YOUR INSTRUCTIONS - Gather every line of the entries that includes the word "Srednja".

RECORDS FOR THIS TASK -
========================================
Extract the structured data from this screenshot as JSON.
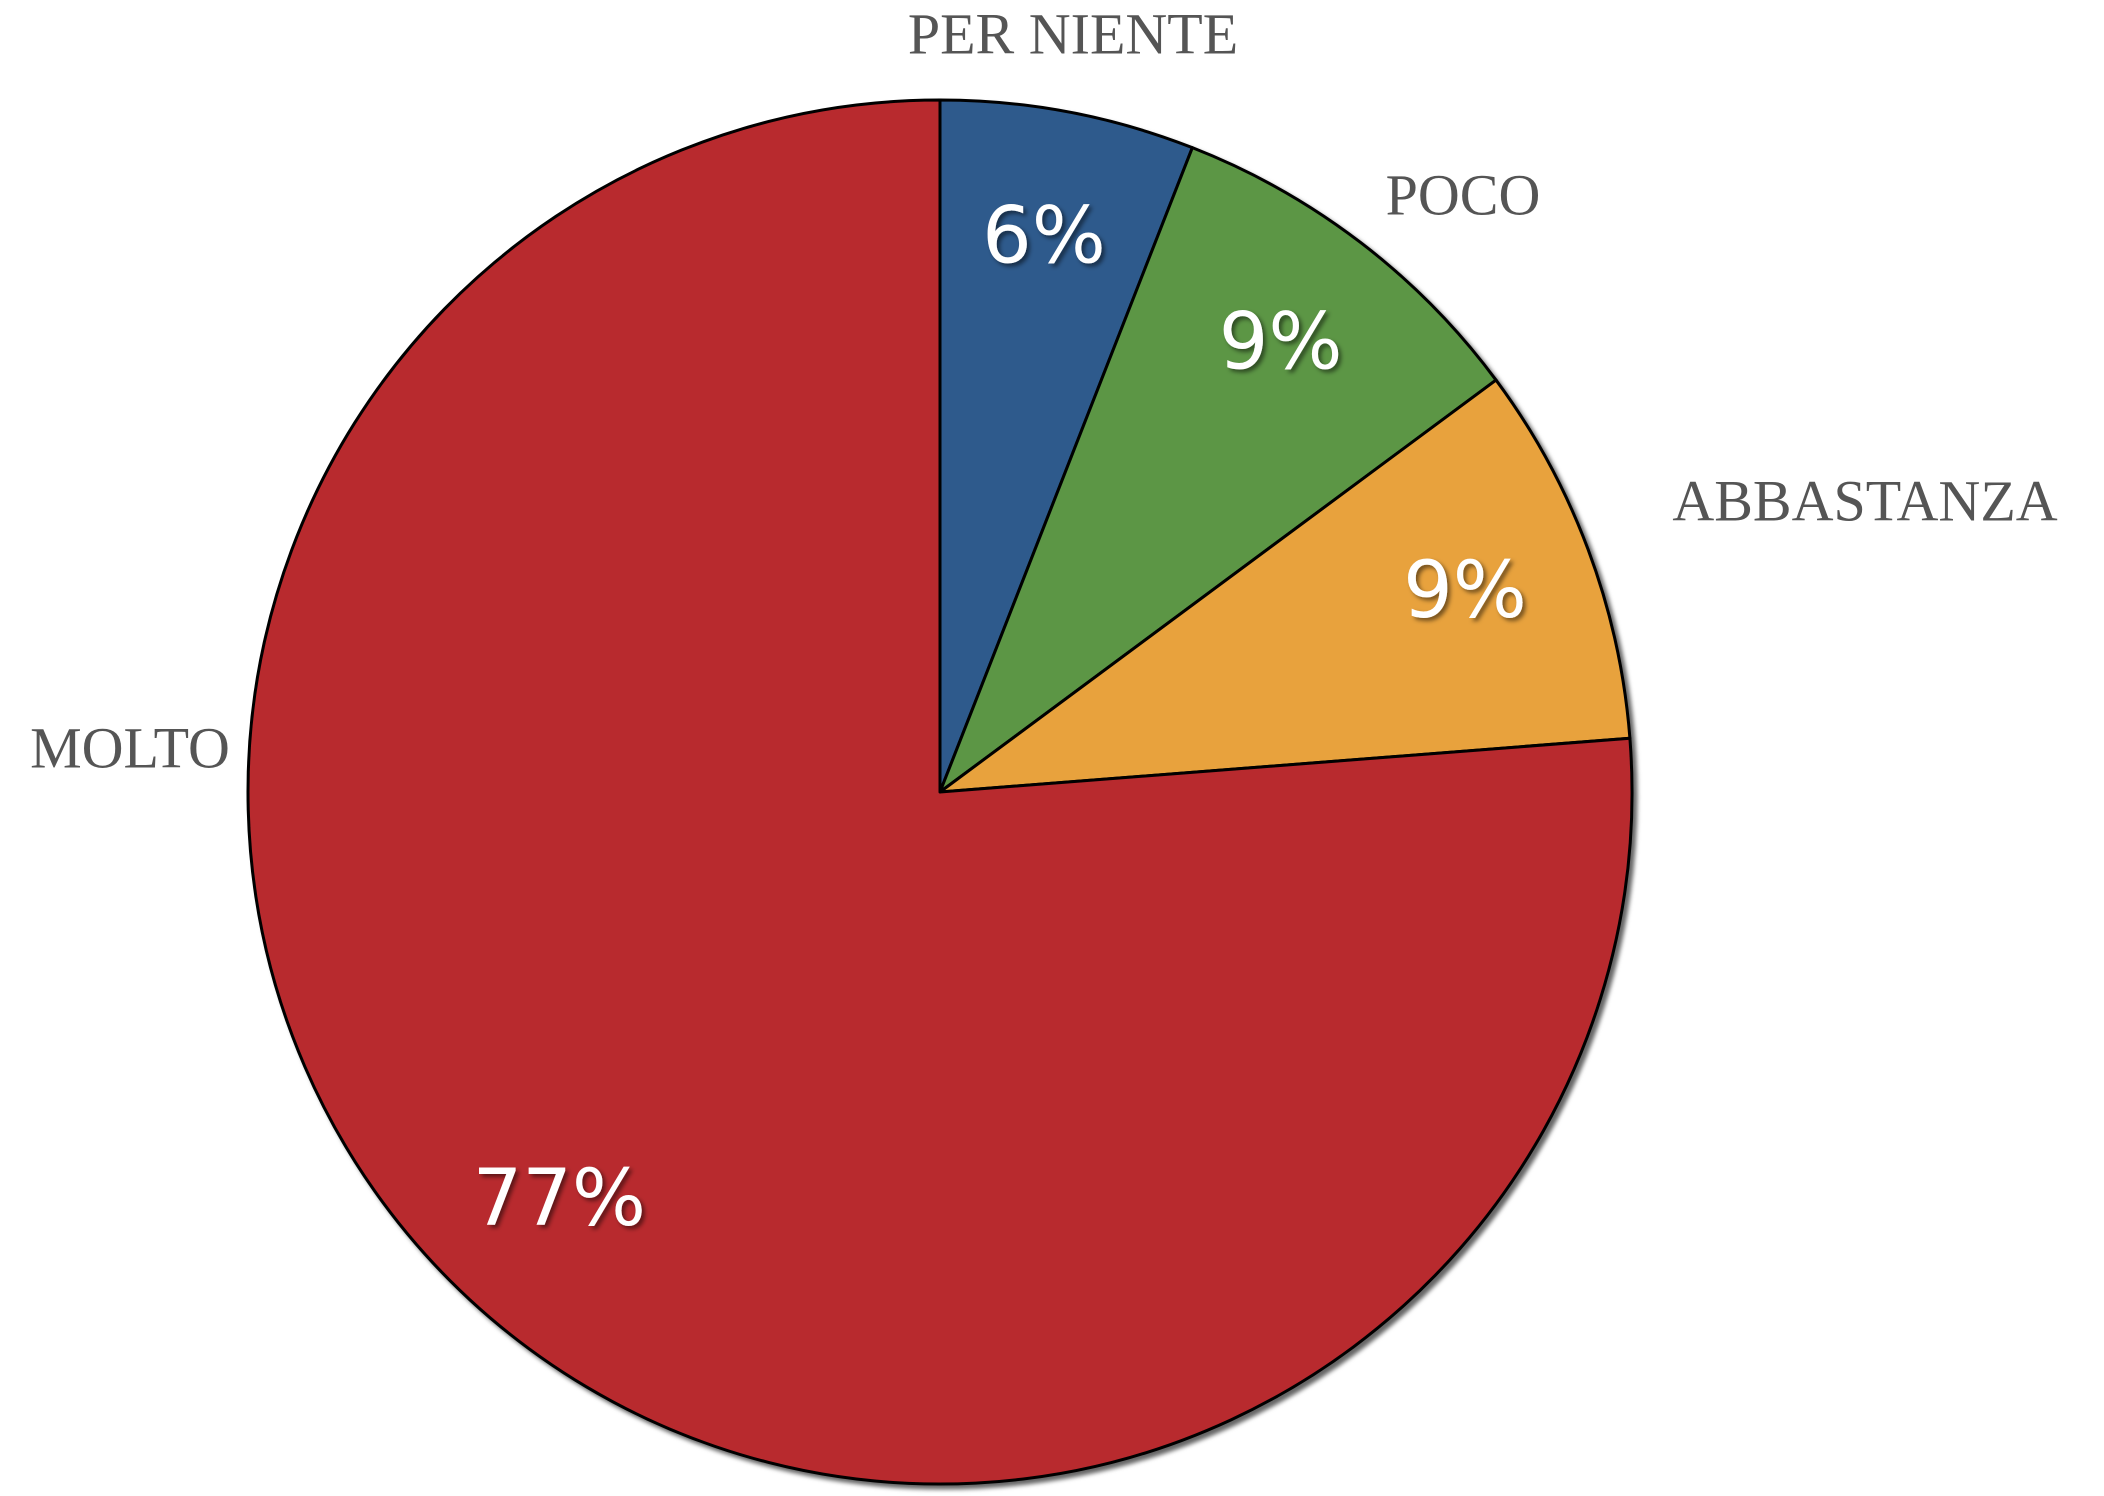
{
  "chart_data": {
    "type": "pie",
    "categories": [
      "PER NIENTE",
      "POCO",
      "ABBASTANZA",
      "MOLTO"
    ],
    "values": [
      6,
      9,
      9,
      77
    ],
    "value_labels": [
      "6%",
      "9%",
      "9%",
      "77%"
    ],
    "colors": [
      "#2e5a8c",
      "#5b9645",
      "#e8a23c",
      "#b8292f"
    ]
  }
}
========================================
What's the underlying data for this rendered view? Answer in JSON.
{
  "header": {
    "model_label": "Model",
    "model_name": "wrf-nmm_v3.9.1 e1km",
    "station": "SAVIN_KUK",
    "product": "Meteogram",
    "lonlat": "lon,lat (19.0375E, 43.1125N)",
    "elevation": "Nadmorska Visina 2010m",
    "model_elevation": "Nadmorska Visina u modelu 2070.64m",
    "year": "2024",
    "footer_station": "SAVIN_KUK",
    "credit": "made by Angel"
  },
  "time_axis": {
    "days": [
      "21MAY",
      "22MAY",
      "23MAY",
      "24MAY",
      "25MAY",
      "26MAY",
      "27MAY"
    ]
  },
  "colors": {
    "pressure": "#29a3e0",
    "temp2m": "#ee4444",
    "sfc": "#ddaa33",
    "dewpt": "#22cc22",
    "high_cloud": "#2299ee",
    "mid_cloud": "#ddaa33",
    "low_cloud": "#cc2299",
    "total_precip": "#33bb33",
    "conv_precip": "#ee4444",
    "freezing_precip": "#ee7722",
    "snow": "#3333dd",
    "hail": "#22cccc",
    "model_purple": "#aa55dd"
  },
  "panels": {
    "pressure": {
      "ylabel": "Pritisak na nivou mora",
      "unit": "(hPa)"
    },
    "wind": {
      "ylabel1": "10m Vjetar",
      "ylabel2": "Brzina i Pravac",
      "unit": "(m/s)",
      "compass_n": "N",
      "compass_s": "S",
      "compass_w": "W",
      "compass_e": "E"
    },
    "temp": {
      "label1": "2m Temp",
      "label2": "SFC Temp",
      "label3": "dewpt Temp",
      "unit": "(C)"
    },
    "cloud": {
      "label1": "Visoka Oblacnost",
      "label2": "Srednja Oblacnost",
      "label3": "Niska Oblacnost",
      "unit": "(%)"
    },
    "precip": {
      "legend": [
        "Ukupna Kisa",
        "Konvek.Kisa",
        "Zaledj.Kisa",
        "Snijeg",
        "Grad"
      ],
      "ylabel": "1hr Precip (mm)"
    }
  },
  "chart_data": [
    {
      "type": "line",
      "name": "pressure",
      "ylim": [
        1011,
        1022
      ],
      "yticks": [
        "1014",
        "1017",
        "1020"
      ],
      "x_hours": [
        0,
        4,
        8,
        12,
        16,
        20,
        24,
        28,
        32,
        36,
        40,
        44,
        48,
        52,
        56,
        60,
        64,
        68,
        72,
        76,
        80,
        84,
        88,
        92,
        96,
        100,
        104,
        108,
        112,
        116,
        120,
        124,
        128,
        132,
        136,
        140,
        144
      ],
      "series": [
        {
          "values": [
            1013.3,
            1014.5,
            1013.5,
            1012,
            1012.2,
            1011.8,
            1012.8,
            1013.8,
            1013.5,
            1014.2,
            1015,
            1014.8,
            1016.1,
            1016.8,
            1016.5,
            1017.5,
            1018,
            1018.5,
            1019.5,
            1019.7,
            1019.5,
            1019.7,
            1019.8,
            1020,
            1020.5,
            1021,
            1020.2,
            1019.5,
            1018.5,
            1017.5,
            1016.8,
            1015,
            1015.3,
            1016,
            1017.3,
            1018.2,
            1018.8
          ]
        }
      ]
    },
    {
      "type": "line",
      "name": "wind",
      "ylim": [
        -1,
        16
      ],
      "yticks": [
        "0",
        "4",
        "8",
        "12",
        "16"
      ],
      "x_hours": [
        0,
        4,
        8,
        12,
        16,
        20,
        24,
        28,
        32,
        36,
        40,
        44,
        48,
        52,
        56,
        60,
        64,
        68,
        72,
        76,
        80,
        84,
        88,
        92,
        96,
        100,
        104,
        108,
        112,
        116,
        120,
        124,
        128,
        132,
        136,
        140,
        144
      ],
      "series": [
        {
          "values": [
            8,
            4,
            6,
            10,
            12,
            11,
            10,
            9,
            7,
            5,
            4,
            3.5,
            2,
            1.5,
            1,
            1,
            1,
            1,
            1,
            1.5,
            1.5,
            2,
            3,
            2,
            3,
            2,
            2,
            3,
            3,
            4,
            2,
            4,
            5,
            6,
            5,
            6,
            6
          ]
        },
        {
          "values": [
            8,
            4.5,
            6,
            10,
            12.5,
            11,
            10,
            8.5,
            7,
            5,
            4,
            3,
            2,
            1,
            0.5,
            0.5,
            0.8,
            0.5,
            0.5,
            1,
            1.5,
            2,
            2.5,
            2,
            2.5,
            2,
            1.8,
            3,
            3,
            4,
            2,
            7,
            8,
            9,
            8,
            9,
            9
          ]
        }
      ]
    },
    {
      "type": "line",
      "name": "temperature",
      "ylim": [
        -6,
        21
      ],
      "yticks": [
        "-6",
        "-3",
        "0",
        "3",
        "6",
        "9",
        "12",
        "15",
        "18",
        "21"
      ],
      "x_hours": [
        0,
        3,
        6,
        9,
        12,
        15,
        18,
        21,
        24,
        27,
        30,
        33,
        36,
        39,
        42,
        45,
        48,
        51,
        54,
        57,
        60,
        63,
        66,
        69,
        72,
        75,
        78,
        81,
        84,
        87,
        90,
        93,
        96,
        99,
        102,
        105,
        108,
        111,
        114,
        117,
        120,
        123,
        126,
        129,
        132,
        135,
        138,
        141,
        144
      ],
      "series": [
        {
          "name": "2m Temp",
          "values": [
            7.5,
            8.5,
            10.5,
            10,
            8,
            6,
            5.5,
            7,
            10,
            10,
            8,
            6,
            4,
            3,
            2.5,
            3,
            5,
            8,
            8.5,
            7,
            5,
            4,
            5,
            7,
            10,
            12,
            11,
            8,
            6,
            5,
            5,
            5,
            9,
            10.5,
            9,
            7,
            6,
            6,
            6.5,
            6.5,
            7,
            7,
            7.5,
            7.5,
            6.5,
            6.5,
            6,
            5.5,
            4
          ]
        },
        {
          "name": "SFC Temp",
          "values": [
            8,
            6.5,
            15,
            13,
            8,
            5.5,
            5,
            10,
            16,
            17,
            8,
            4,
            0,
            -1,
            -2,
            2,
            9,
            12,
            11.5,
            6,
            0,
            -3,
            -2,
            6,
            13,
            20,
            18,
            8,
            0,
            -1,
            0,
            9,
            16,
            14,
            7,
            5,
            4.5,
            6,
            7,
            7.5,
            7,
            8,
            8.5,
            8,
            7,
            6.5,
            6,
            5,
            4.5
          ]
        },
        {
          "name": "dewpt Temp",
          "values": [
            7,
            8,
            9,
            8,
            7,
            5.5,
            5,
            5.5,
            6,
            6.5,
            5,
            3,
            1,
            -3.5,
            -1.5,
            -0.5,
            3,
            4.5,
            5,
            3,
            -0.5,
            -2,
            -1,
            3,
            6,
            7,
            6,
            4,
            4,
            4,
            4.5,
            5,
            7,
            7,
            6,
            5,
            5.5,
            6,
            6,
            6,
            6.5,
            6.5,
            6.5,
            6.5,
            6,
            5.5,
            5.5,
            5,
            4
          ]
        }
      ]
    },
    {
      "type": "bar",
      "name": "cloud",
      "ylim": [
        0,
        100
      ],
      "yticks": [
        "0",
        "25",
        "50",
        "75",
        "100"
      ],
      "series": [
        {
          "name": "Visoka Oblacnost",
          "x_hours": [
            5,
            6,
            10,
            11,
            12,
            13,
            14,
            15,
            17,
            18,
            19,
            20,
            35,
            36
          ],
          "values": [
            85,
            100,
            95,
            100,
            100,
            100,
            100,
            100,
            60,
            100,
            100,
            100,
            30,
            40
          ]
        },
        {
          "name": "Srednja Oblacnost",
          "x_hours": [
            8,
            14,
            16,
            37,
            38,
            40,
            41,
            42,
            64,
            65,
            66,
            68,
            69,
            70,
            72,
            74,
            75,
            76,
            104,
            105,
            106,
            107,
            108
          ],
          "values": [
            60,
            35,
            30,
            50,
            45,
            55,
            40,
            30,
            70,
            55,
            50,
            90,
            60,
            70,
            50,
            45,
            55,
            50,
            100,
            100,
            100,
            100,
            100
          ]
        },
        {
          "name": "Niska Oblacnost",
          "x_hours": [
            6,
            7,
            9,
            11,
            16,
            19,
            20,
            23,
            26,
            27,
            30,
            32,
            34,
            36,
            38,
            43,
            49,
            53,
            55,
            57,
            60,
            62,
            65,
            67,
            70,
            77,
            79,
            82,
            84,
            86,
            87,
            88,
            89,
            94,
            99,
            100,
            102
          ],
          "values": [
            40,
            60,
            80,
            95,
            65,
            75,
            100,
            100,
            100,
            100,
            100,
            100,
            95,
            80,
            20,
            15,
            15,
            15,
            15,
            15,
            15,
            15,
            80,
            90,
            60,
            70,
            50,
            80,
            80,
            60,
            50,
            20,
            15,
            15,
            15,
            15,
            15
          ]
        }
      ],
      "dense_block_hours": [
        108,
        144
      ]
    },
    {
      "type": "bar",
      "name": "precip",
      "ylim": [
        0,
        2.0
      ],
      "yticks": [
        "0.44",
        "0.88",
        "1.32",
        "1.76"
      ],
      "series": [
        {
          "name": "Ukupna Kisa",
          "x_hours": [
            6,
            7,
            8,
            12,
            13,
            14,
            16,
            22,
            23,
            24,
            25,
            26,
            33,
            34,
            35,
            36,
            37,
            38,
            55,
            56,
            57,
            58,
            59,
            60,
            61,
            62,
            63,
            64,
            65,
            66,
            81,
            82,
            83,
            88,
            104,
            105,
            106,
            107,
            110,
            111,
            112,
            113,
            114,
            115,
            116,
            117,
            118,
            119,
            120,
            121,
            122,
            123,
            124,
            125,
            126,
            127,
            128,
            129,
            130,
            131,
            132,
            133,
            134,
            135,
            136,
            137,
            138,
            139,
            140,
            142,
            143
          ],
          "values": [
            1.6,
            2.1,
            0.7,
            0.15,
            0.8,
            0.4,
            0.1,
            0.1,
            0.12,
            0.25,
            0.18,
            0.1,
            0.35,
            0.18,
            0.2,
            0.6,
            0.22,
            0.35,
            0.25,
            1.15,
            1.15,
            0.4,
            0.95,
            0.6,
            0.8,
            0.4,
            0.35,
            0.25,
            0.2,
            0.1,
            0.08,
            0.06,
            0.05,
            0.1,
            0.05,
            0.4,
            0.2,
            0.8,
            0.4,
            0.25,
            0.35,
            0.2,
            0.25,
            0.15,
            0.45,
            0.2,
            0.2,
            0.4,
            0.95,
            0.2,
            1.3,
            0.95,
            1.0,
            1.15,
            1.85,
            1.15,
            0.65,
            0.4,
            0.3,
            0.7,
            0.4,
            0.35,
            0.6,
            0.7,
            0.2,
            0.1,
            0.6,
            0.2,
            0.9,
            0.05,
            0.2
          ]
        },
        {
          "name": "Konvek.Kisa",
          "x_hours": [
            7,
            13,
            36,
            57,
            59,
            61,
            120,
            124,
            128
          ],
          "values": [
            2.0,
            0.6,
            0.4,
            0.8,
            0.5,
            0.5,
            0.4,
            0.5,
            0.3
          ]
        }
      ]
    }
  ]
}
========================================
RESPONSE -
      "label2": "Srednja Oblacnost",
          "name": "Srednja Oblacnost",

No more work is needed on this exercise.